* **Short problem A**
Echo verbatim the part of the listing that opens with the line containing "tangent-point-back <box>401 251 406 256</box>" and closes with the line containing "cube-bottom-front-edge <box>181 391".

It is the morning of the month for the war-displaced people of Kasseke 3 camp in Huambo, central Angola. Eight thousand families, representing over 38,000 men, women and children, stand in the hot sun queuing for their food, collecting on this one day the entire month's ration of corn, oil and salt.
All have been displaced from their original homes at least once over the last 26 years. Each family's identity has been reduced to a number on a registration card. Each individual has a story to tell, typically including terror when fleeing UNITA rebel attacks, desperation when in search of food, or sheer exhaustion from being moved from camp to camp.

* **Available records**
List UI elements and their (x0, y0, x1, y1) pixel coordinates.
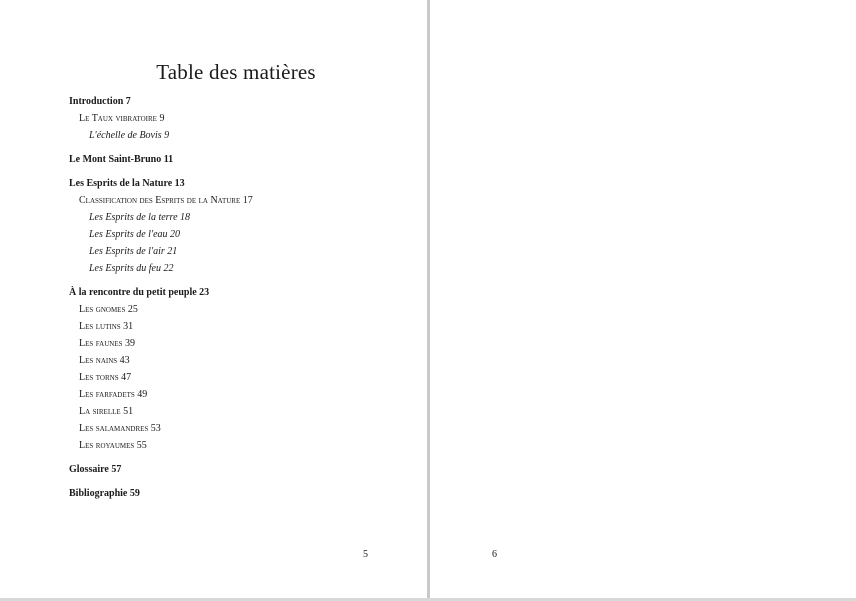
toc-entry-level-2: La sirelle 51 (79, 406, 134, 417)
toc-entry-level-2: Les farfadets 49 (79, 389, 148, 400)
left-page-number: 5 (363, 549, 368, 560)
toc-entry-level-2: Les faunes 39 (79, 338, 135, 349)
toc-entry-level-3: Les Esprits de l'air 21 (89, 246, 178, 257)
toc-entry-level-2: Les lutins 31 (79, 321, 134, 332)
toc-title: Table des matières (156, 60, 316, 84)
toc-entry-level-1: À la rencontre du petit peuple 23 (69, 287, 210, 298)
toc-entry-level-1: Introduction 7 (69, 96, 131, 107)
toc-entry-level-1: Les Esprits de la Nature 13 (69, 178, 185, 189)
toc-entry-level-2: Classification des Esprits de la Nature 17 (79, 195, 253, 206)
toc-entry-level-2: Les torns 47 (79, 372, 132, 383)
left-page (0, 0, 427, 598)
toc-entry-level-1: Bibliographie 59 (69, 488, 140, 499)
toc-entry-level-2: Les nains 43 (79, 355, 130, 366)
toc-entry-level-2: Les royaumes 55 (79, 440, 147, 451)
toc-entry-level-2: Le Taux vibratoire 9 (79, 113, 165, 124)
toc-entry-level-3: Les Esprits du feu 22 (89, 263, 174, 274)
toc-entry-level-3: L'échelle de Bovis 9 (89, 130, 170, 141)
toc-entry-level-3: Les Esprits de l'eau 20 (89, 229, 181, 240)
toc-entry-level-2: Les salamandres 53 (79, 423, 161, 434)
toc-entry-level-2: Les gnomes 25 (79, 304, 138, 315)
right-page-number: 6 (492, 549, 497, 560)
right-page (430, 0, 856, 598)
toc-entry-level-3: Les Esprits de la terre 18 (89, 212, 191, 223)
toc-entry-level-1: Le Mont Saint-Bruno 11 (69, 154, 174, 165)
toc-entry-level-1: Glossaire 57 (69, 464, 122, 475)
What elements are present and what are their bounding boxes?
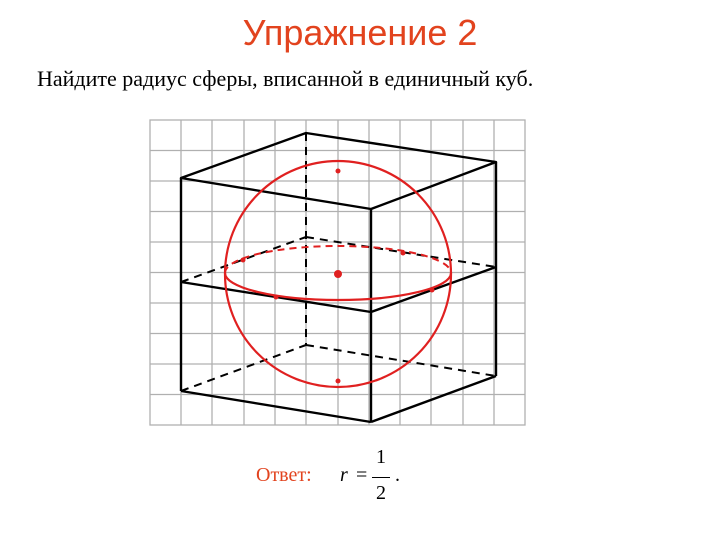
tangent-point-back <box>401 251 406 256</box>
exercise-question: Найдите радиус сферы, вписанной в единичный куб. <box>37 66 534 91</box>
tangent-point-bottom <box>336 379 341 384</box>
fraction-bar <box>372 477 390 478</box>
fraction-numerator: 1 <box>376 446 386 468</box>
fraction-denominator: 2 <box>376 482 386 504</box>
sphere-center-point <box>334 270 342 278</box>
tangent-point-right <box>430 288 435 293</box>
answer-label: Ответ: <box>256 464 312 486</box>
formula-period: . <box>395 464 400 486</box>
slide-title: Упражнение 2 <box>242 12 478 53</box>
radius-variable: r <box>340 464 348 486</box>
cube-bottom-front-edge <box>181 391 371 422</box>
equals-sign: = <box>356 464 368 486</box>
tangent-point-left <box>241 258 246 263</box>
hidden-bottom-back-edge <box>306 345 496 376</box>
cube-bottom-right-edge <box>371 376 496 422</box>
answer-formula <box>338 446 428 510</box>
tangent-point-front <box>274 295 279 300</box>
tangent-point-top <box>336 169 341 174</box>
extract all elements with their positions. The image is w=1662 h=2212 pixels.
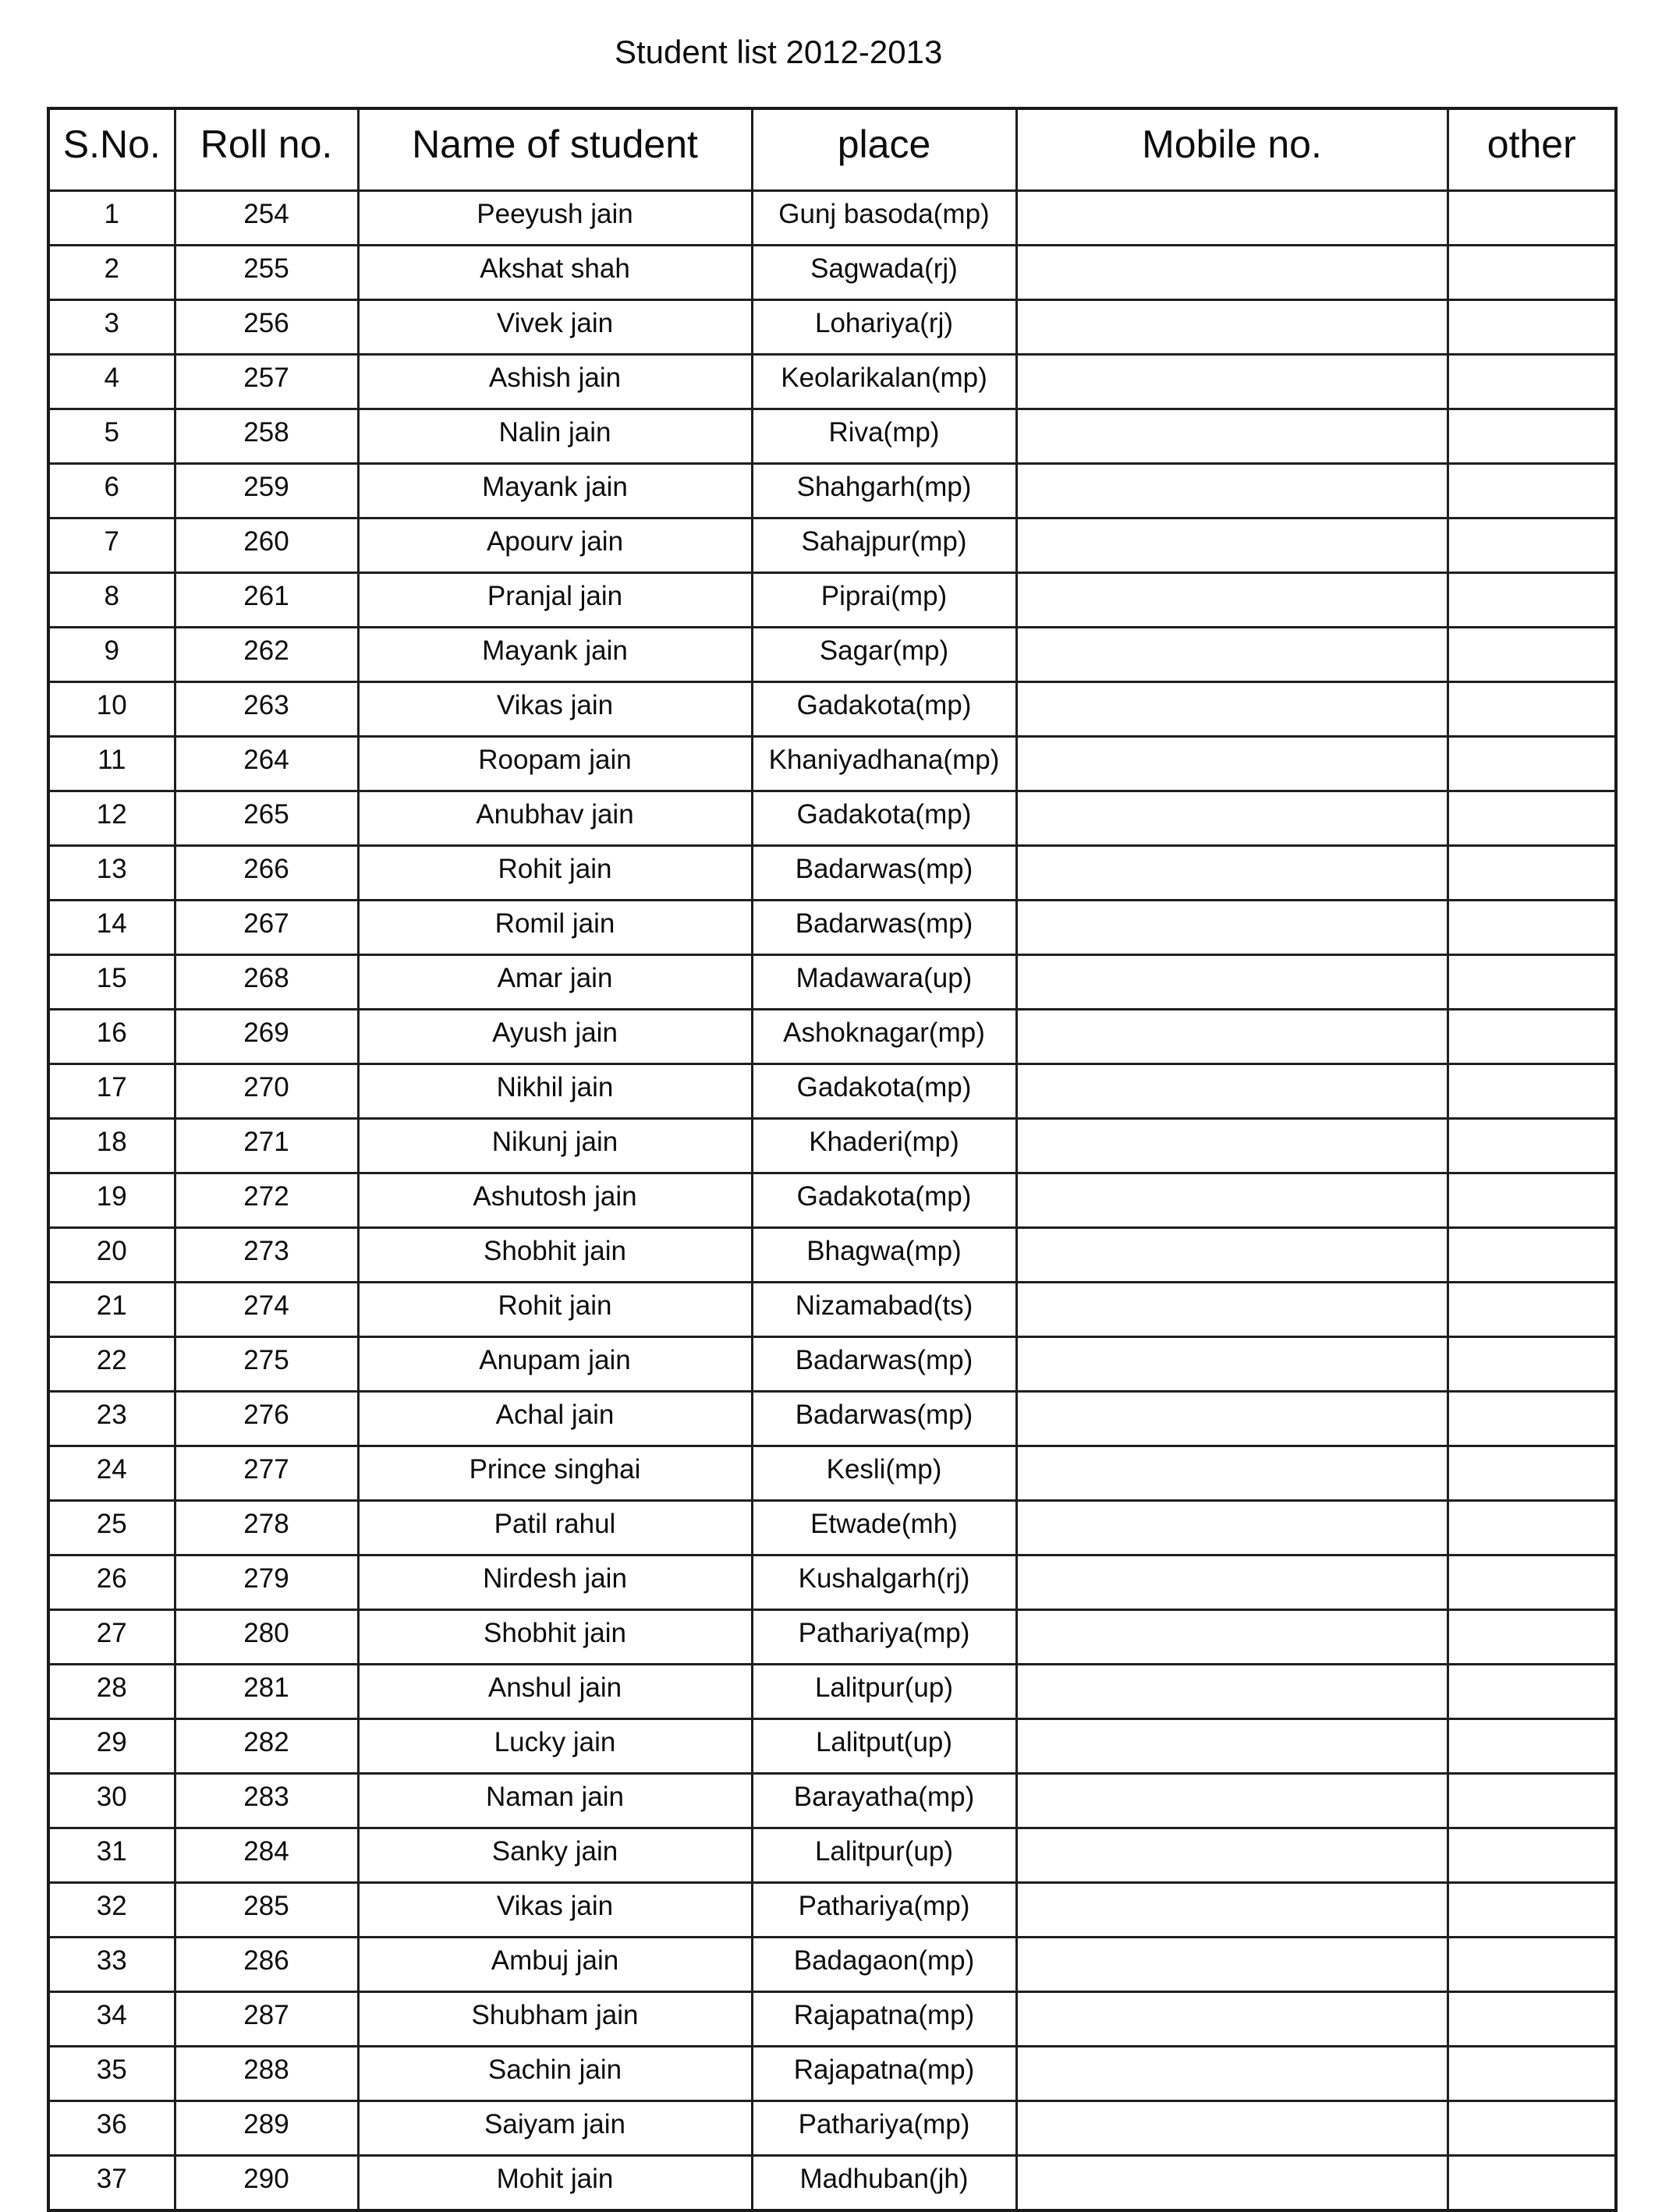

* **Short problem B**
Copy word for word the part of the passage on Kasseke 3 camp that opens with the words containing "All have been" and closes with "camp to camp.".

* **Task result A**
tangent-point-back <box>401 251 406 256</box>
exercise-question: Найдите радиус сферы, вписанной в единичный куб. <box>37 66 534 91</box>
tangent-point-bottom <box>336 379 341 384</box>
fraction-bar <box>372 477 390 478</box>
fraction-numerator: 1 <box>376 446 386 468</box>
fraction-denominator: 2 <box>376 482 386 504</box>
sphere-center-point <box>334 270 342 278</box>
tangent-point-right <box>430 288 435 293</box>
answer-label: Ответ: <box>256 464 312 486</box>
formula-period: . <box>395 464 400 486</box>
slide-title: Упражнение 2 <box>242 12 478 53</box>
radius-variable: r <box>340 464 348 486</box>
cube-bottom-front-edge <box>181 391 371 422</box>

* **Task result B**
All have been displaced from their original homes at least once over the last 26 years. Each family's identity has been reduced to a number on a registration card. Each individual has a story to tell, typically including terror when fleeing UNITA rebel attacks, desperation when in search of food, or sheer exhaustion from being moved from camp to camp.